Problem: All entries are to be quoted exactly; the images stay out of the copy.

[Start Items]

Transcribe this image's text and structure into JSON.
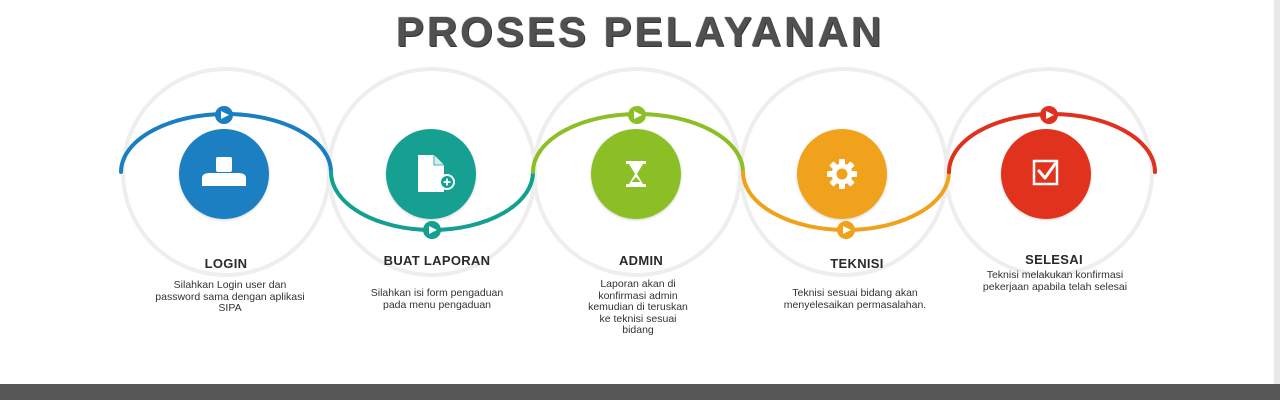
{
  "title": "PROSES PELAYANAN",
  "steps": [
    {
      "label": "LOGIN",
      "description": "Silahkan Login user dan password sama dengan aplikasi SIPA",
      "color": "#1a7fc1",
      "icon": "user-icon"
    },
    {
      "label": "BUAT LAPORAN",
      "description": "Silahkan isi form pengaduan pada menu pengaduan",
      "color": "#13a091",
      "icon": "document-add-icon"
    },
    {
      "label": "ADMIN",
      "description": "Laporan akan di konfirmasi admin kemudian di teruskan ke teknisi sesuai bidang",
      "color": "#8cbf26",
      "icon": "hourglass-icon"
    },
    {
      "label": "TEKNISI",
      "description": "Teknisi sesuai bidang akan menyelesaikan permasalahan.",
      "color": "#f0a21a",
      "icon": "gear-icon"
    },
    {
      "label": "SELESAI",
      "description": "Teknisi melakukan konfirmasi pekerjaan apabila telah selesai",
      "color": "#e0301e",
      "icon": "checkbox-icon"
    }
  ]
}
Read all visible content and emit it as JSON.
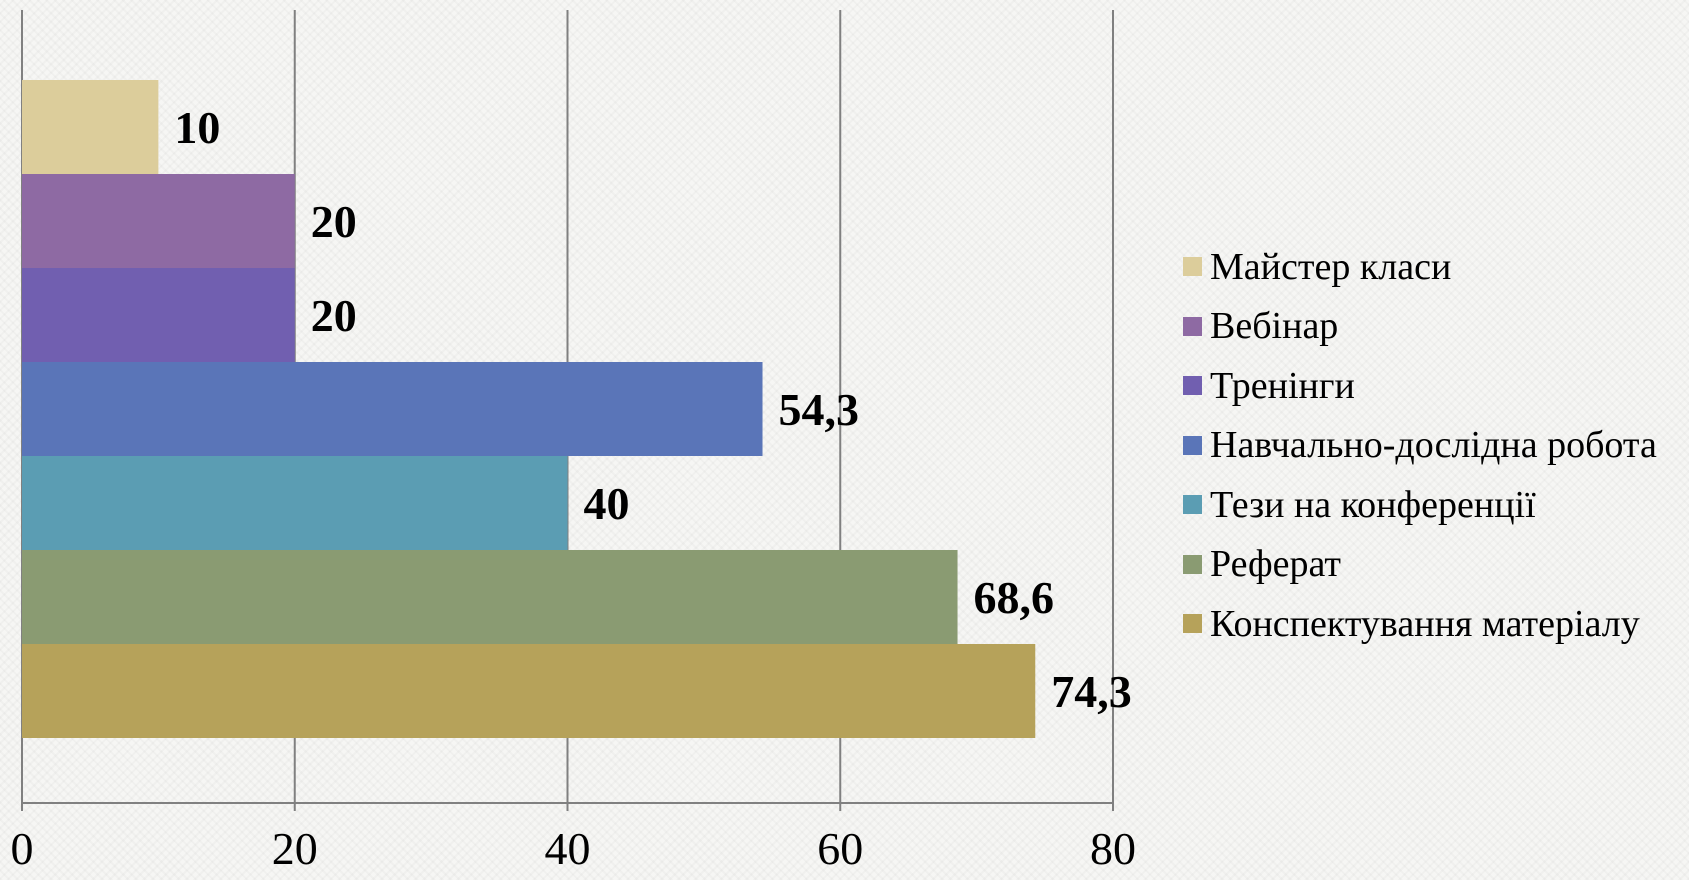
{
  "chart_data": {
    "type": "bar",
    "orientation": "horizontal",
    "categories": [
      "Майстер класи",
      "Вебінар",
      "Тренінги",
      "Навчально-дослідна робота",
      "Тези на конференції",
      "Реферат",
      "Конспектування матеріалу"
    ],
    "values": [
      10,
      20,
      20,
      54.3,
      40,
      68.6,
      74.3
    ],
    "value_labels": [
      "10",
      "20",
      "20",
      "54,3",
      "40",
      "68,6",
      "74,3"
    ],
    "colors": [
      "#dccd9b",
      "#8e6aa3",
      "#715fb0",
      "#5a75b8",
      "#5b9db3",
      "#8a9b72",
      "#b6a25a"
    ],
    "xlim": [
      0,
      80
    ],
    "xticks": [
      "0",
      "20",
      "40",
      "60",
      "80"
    ],
    "title": "",
    "xlabel": "",
    "ylabel": "",
    "grid": true,
    "legend_position": "right"
  }
}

[End Items]

Exercise output:
Transcribe this image's text and structure into JSON.
{
  "title": "PROSES PELAYANAN",
  "steps": [
    {
      "label": "LOGIN",
      "description": "Silahkan Login user dan password sama dengan aplikasi SIPA",
      "color": "#1a7fc1",
      "icon": "user-icon"
    },
    {
      "label": "BUAT LAPORAN",
      "description": "Silahkan isi form pengaduan pada menu pengaduan",
      "color": "#13a091",
      "icon": "document-add-icon"
    },
    {
      "label": "ADMIN",
      "description": "Laporan akan di konfirmasi admin kemudian di teruskan ke teknisi sesuai bidang",
      "color": "#8cbf26",
      "icon": "hourglass-icon"
    },
    {
      "label": "TEKNISI",
      "description": "Teknisi sesuai bidang akan menyelesaikan permasalahan.",
      "color": "#f0a21a",
      "icon": "gear-icon"
    },
    {
      "label": "SELESAI",
      "description": "Teknisi melakukan konfirmasi pekerjaan apabila telah selesai",
      "color": "#e0301e",
      "icon": "checkbox-icon"
    }
  ]
}
Read all visible content and emit it as JSON.
{
  "chart_data": {
    "type": "bar",
    "orientation": "horizontal",
    "categories": [
      "Майстер класи",
      "Вебінар",
      "Тренінги",
      "Навчально-дослідна робота",
      "Тези на конференції",
      "Реферат",
      "Конспектування матеріалу"
    ],
    "values": [
      10,
      20,
      20,
      54.3,
      40,
      68.6,
      74.3
    ],
    "value_labels": [
      "10",
      "20",
      "20",
      "54,3",
      "40",
      "68,6",
      "74,3"
    ],
    "colors": [
      "#dccd9b",
      "#8e6aa3",
      "#715fb0",
      "#5a75b8",
      "#5b9db3",
      "#8a9b72",
      "#b6a25a"
    ],
    "xlim": [
      0,
      80
    ],
    "xticks": [
      "0",
      "20",
      "40",
      "60",
      "80"
    ],
    "title": "",
    "xlabel": "",
    "ylabel": "",
    "grid": true,
    "legend_position": "right"
  }
}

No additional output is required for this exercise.